[Provided data start]

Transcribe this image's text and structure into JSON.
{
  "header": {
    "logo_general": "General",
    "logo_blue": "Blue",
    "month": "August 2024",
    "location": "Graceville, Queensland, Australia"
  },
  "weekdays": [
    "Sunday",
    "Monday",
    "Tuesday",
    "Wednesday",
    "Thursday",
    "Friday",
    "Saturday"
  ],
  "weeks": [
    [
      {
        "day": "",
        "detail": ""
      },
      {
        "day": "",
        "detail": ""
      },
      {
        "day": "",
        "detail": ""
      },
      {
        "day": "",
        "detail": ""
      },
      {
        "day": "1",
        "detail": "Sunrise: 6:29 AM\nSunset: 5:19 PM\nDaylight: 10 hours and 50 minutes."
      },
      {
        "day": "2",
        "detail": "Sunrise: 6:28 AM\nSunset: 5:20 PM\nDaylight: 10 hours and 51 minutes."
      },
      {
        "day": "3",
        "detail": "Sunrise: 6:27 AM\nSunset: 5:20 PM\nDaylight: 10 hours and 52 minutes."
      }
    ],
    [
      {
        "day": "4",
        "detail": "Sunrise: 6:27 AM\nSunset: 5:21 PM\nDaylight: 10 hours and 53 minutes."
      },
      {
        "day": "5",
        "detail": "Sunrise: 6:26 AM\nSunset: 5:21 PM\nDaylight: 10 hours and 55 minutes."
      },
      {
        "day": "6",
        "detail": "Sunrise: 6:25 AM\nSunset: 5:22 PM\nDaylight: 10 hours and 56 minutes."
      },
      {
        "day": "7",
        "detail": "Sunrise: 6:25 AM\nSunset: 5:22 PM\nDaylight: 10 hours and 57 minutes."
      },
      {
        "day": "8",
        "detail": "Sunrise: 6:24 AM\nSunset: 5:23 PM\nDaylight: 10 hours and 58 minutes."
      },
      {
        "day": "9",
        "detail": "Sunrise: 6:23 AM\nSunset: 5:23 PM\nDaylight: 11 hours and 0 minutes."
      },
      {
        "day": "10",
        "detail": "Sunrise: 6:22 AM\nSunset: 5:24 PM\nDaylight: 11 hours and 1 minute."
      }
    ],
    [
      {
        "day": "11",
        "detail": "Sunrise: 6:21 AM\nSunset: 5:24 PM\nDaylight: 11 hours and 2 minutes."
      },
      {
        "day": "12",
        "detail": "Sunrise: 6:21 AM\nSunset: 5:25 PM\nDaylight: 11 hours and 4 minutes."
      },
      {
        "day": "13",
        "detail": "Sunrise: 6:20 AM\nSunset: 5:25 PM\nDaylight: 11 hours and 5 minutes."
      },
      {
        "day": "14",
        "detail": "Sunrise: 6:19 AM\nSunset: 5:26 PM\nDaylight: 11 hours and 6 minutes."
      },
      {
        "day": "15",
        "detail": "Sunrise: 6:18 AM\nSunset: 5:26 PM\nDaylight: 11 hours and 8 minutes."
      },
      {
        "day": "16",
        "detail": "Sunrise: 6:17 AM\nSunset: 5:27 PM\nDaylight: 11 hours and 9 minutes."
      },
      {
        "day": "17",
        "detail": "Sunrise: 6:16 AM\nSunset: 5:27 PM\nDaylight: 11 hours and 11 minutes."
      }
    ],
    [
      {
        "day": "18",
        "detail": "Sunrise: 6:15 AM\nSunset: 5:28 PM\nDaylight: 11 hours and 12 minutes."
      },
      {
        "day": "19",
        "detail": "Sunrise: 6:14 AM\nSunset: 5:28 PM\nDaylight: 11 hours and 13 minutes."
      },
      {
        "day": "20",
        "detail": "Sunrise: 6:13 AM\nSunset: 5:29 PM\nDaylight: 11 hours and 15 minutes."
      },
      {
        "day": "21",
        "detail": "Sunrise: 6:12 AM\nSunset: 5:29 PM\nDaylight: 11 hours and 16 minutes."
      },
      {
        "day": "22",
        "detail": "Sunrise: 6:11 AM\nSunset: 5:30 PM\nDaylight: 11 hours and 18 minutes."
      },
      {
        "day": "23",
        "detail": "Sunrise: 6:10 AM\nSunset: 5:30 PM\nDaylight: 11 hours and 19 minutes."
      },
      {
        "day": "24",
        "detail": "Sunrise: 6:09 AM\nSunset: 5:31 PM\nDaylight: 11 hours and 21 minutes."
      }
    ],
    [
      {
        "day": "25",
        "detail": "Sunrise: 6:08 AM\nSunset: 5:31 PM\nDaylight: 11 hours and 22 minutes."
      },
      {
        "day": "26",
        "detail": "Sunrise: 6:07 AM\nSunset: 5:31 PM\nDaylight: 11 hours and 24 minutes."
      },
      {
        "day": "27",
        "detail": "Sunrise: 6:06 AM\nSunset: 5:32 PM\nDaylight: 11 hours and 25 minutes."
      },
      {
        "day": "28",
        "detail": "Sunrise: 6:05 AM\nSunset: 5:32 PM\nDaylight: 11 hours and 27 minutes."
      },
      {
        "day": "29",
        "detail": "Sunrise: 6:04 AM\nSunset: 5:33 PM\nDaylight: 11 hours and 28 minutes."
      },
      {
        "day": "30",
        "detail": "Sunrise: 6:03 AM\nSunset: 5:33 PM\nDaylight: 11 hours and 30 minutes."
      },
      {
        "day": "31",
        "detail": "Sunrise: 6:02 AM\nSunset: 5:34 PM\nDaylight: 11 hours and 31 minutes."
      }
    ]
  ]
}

[Provided data end]

Work required
Retype every entry above, word for word.

Expected output
Transcribe this image's text and structure into JSON.
{
  "header": {
    "logo_general": "General",
    "logo_blue": "Blue",
    "month": "August 2024",
    "location": "Graceville, Queensland, Australia"
  },
  "weekdays": [
    "Sunday",
    "Monday",
    "Tuesday",
    "Wednesday",
    "Thursday",
    "Friday",
    "Saturday"
  ],
  "weeks": [
    [
      {
        "day": "",
        "detail": ""
      },
      {
        "day": "",
        "detail": ""
      },
      {
        "day": "",
        "detail": ""
      },
      {
        "day": "",
        "detail": ""
      },
      {
        "day": "1",
        "detail": "Sunrise: 6:29 AM\nSunset: 5:19 PM\nDaylight: 10 hours and 50 minutes."
      },
      {
        "day": "2",
        "detail": "Sunrise: 6:28 AM\nSunset: 5:20 PM\nDaylight: 10 hours and 51 minutes."
      },
      {
        "day": "3",
        "detail": "Sunrise: 6:27 AM\nSunset: 5:20 PM\nDaylight: 10 hours and 52 minutes."
      }
    ],
    [
      {
        "day": "4",
        "detail": "Sunrise: 6:27 AM\nSunset: 5:21 PM\nDaylight: 10 hours and 53 minutes."
      },
      {
        "day": "5",
        "detail": "Sunrise: 6:26 AM\nSunset: 5:21 PM\nDaylight: 10 hours and 55 minutes."
      },
      {
        "day": "6",
        "detail": "Sunrise: 6:25 AM\nSunset: 5:22 PM\nDaylight: 10 hours and 56 minutes."
      },
      {
        "day": "7",
        "detail": "Sunrise: 6:25 AM\nSunset: 5:22 PM\nDaylight: 10 hours and 57 minutes."
      },
      {
        "day": "8",
        "detail": "Sunrise: 6:24 AM\nSunset: 5:23 PM\nDaylight: 10 hours and 58 minutes."
      },
      {
        "day": "9",
        "detail": "Sunrise: 6:23 AM\nSunset: 5:23 PM\nDaylight: 11 hours and 0 minutes."
      },
      {
        "day": "10",
        "detail": "Sunrise: 6:22 AM\nSunset: 5:24 PM\nDaylight: 11 hours and 1 minute."
      }
    ],
    [
      {
        "day": "11",
        "detail": "Sunrise: 6:21 AM\nSunset: 5:24 PM\nDaylight: 11 hours and 2 minutes."
      },
      {
        "day": "12",
        "detail": "Sunrise: 6:21 AM\nSunset: 5:25 PM\nDaylight: 11 hours and 4 minutes."
      },
      {
        "day": "13",
        "detail": "Sunrise: 6:20 AM\nSunset: 5:25 PM\nDaylight: 11 hours and 5 minutes."
      },
      {
        "day": "14",
        "detail": "Sunrise: 6:19 AM\nSunset: 5:26 PM\nDaylight: 11 hours and 6 minutes."
      },
      {
        "day": "15",
        "detail": "Sunrise: 6:18 AM\nSunset: 5:26 PM\nDaylight: 11 hours and 8 minutes."
      },
      {
        "day": "16",
        "detail": "Sunrise: 6:17 AM\nSunset: 5:27 PM\nDaylight: 11 hours and 9 minutes."
      },
      {
        "day": "17",
        "detail": "Sunrise: 6:16 AM\nSunset: 5:27 PM\nDaylight: 11 hours and 11 minutes."
      }
    ],
    [
      {
        "day": "18",
        "detail": "Sunrise: 6:15 AM\nSunset: 5:28 PM\nDaylight: 11 hours and 12 minutes."
      },
      {
        "day": "19",
        "detail": "Sunrise: 6:14 AM\nSunset: 5:28 PM\nDaylight: 11 hours and 13 minutes."
      },
      {
        "day": "20",
        "detail": "Sunrise: 6:13 AM\nSunset: 5:29 PM\nDaylight: 11 hours and 15 minutes."
      },
      {
        "day": "21",
        "detail": "Sunrise: 6:12 AM\nSunset: 5:29 PM\nDaylight: 11 hours and 16 minutes."
      },
      {
        "day": "22",
        "detail": "Sunrise: 6:11 AM\nSunset: 5:30 PM\nDaylight: 11 hours and 18 minutes."
      },
      {
        "day": "23",
        "detail": "Sunrise: 6:10 AM\nSunset: 5:30 PM\nDaylight: 11 hours and 19 minutes."
      },
      {
        "day": "24",
        "detail": "Sunrise: 6:09 AM\nSunset: 5:31 PM\nDaylight: 11 hours and 21 minutes."
      }
    ],
    [
      {
        "day": "25",
        "detail": "Sunrise: 6:08 AM\nSunset: 5:31 PM\nDaylight: 11 hours and 22 minutes."
      },
      {
        "day": "26",
        "detail": "Sunrise: 6:07 AM\nSunset: 5:31 PM\nDaylight: 11 hours and 24 minutes."
      },
      {
        "day": "27",
        "detail": "Sunrise: 6:06 AM\nSunset: 5:32 PM\nDaylight: 11 hours and 25 minutes."
      },
      {
        "day": "28",
        "detail": "Sunrise: 6:05 AM\nSunset: 5:32 PM\nDaylight: 11 hours and 27 minutes."
      },
      {
        "day": "29",
        "detail": "Sunrise: 6:04 AM\nSunset: 5:33 PM\nDaylight: 11 hours and 28 minutes."
      },
      {
        "day": "30",
        "detail": "Sunrise: 6:03 AM\nSunset: 5:33 PM\nDaylight: 11 hours and 30 minutes."
      },
      {
        "day": "31",
        "detail": "Sunrise: 6:02 AM\nSunset: 5:34 PM\nDaylight: 11 hours and 31 minutes."
      }
    ]
  ]
}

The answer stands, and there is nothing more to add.